:: Working data ::

++++++++

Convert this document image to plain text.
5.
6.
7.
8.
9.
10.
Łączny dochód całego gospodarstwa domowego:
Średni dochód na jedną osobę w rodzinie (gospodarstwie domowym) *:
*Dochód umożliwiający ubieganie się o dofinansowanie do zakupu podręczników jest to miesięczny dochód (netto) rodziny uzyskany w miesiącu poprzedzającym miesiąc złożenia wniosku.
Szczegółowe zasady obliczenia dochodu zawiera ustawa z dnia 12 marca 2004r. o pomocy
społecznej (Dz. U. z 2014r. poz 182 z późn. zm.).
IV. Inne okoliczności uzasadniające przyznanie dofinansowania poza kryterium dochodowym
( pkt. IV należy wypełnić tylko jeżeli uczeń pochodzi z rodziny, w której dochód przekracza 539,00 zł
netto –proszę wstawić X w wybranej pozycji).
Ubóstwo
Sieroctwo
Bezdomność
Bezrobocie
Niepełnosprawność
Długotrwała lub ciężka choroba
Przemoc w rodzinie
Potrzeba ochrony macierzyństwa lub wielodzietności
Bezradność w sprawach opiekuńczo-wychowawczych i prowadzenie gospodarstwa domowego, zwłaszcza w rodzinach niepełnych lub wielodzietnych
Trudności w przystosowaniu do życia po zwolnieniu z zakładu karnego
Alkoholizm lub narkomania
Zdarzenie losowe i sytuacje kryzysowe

++++++++

:: Given problem ::
Write the listing out again, exactly as shown above.

:: Output of the task ::
Convert this document image to plain text.
5.
6.
7.
8.
9.
10.
Łączny dochód całego gospodarstwa domowego:
Średni dochód na jedną osobę w rodzinie (gospodarstwie domowym) *:
*Dochód umożliwiający ubieganie się o dofinansowanie do zakupu podręczników jest to miesięczny dochód (netto) rodziny uzyskany w miesiącu poprzedzającym miesiąc złożenia wniosku.
Szczegółowe zasady obliczenia dochodu zawiera ustawa z dnia 12 marca 2004r. o pomocy
społecznej (Dz. U. z 2014r. poz 182 z późn. zm.).
IV. Inne okoliczności uzasadniające przyznanie dofinansowania poza kryterium dochodowym
( pkt. IV należy wypełnić tylko jeżeli uczeń pochodzi z rodziny, w której dochód przekracza 539,00 zł
netto –proszę wstawić X w wybranej pozycji).
Ubóstwo
Sieroctwo
Bezdomność
Bezrobocie
Niepełnosprawność
Długotrwała lub ciężka choroba
Przemoc w rodzinie
Potrzeba ochrony macierzyństwa lub wielodzietności
Bezradność w sprawach opiekuńczo-wychowawczych i prowadzenie gospodarstwa domowego, zwłaszcza w rodzinach niepełnych lub wielodzietnych
Trudności w przystosowaniu do życia po zwolnieniu z zakładu karnego
Alkoholizm lub narkomania
Zdarzenie losowe i sytuacje kryzysowe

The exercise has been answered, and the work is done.